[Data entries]
%%

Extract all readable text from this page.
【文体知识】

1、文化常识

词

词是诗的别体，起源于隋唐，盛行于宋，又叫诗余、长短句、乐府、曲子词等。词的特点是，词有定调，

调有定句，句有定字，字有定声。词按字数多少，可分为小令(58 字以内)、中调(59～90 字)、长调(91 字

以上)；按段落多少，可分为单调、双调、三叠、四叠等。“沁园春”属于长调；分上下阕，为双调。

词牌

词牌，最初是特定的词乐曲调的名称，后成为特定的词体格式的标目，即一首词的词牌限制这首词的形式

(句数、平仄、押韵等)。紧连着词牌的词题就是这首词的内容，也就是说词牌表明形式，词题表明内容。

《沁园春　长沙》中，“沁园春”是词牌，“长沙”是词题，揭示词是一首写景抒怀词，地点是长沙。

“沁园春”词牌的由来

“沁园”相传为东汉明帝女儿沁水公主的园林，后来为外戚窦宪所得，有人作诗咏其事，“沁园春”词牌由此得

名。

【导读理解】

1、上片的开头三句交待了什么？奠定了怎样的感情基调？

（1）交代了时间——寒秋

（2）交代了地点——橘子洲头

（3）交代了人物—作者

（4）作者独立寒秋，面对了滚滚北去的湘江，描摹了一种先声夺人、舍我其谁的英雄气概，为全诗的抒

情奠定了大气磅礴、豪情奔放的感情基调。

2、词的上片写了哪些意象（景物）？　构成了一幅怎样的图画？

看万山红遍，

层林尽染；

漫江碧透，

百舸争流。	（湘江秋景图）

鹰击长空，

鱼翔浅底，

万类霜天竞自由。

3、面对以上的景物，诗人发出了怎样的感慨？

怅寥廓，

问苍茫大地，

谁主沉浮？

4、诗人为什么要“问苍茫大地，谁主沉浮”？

%%

> [WORK TO BE COMPLETED]:
Recopy all the lines exactly as they appear.

> [SOLUTION BELOW]:
Extract all readable text from this page.
【文体知识】

1、文化常识

词

词是诗的别体，起源于隋唐，盛行于宋，又叫诗余、长短句、乐府、曲子词等。词的特点是，词有定调，

调有定句，句有定字，字有定声。词按字数多少，可分为小令(58 字以内)、中调(59～90 字)、长调(91 字

以上)；按段落多少，可分为单调、双调、三叠、四叠等。“沁园春”属于长调；分上下阕，为双调。

词牌

词牌，最初是特定的词乐曲调的名称，后成为特定的词体格式的标目，即一首词的词牌限制这首词的形式

(句数、平仄、押韵等)。紧连着词牌的词题就是这首词的内容，也就是说词牌表明形式，词题表明内容。

《沁园春　长沙》中，“沁园春”是词牌，“长沙”是词题，揭示词是一首写景抒怀词，地点是长沙。

“沁园春”词牌的由来

“沁园”相传为东汉明帝女儿沁水公主的园林，后来为外戚窦宪所得，有人作诗咏其事，“沁园春”词牌由此得

名。

【导读理解】

1、上片的开头三句交待了什么？奠定了怎样的感情基调？

（1）交代了时间——寒秋

（2）交代了地点——橘子洲头

（3）交代了人物—作者

（4）作者独立寒秋，面对了滚滚北去的湘江，描摹了一种先声夺人、舍我其谁的英雄气概，为全诗的抒

情奠定了大气磅礴、豪情奔放的感情基调。

2、词的上片写了哪些意象（景物）？　构成了一幅怎样的图画？

看万山红遍，

层林尽染；

漫江碧透，

百舸争流。	（湘江秋景图）

鹰击长空，

鱼翔浅底，

万类霜天竞自由。

3、面对以上的景物，诗人发出了怎样的感慨？

怅寥廓，

问苍茫大地，

谁主沉浮？

4、诗人为什么要“问苍茫大地，谁主沉浮”？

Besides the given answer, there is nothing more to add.